• EXERCISE DETAILS
Each line that includes the word "icon" counts once; give the total and nothing more.

• SUPPLIED DATA
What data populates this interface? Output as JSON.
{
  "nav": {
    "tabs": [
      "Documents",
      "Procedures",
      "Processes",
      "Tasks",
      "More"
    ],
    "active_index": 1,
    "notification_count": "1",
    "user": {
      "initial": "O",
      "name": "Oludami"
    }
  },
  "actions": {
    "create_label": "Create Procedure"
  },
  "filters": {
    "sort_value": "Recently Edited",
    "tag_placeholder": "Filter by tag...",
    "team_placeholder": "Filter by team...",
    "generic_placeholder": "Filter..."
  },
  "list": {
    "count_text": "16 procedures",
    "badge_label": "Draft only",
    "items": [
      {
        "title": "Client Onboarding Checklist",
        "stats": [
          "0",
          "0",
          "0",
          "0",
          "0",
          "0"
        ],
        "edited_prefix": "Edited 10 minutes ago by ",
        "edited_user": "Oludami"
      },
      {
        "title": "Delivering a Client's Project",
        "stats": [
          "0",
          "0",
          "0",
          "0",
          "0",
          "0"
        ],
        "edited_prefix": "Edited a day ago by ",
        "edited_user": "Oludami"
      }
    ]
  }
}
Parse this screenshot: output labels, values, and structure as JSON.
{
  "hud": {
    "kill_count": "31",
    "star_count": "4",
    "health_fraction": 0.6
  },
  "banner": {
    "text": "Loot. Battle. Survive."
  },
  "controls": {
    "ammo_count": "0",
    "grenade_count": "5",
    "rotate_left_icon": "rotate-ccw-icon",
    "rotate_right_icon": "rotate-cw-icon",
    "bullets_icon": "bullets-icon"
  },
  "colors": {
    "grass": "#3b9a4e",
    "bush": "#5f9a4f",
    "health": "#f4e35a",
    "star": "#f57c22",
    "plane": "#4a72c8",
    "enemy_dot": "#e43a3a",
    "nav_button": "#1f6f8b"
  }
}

• EXERCISE SOLUTION
3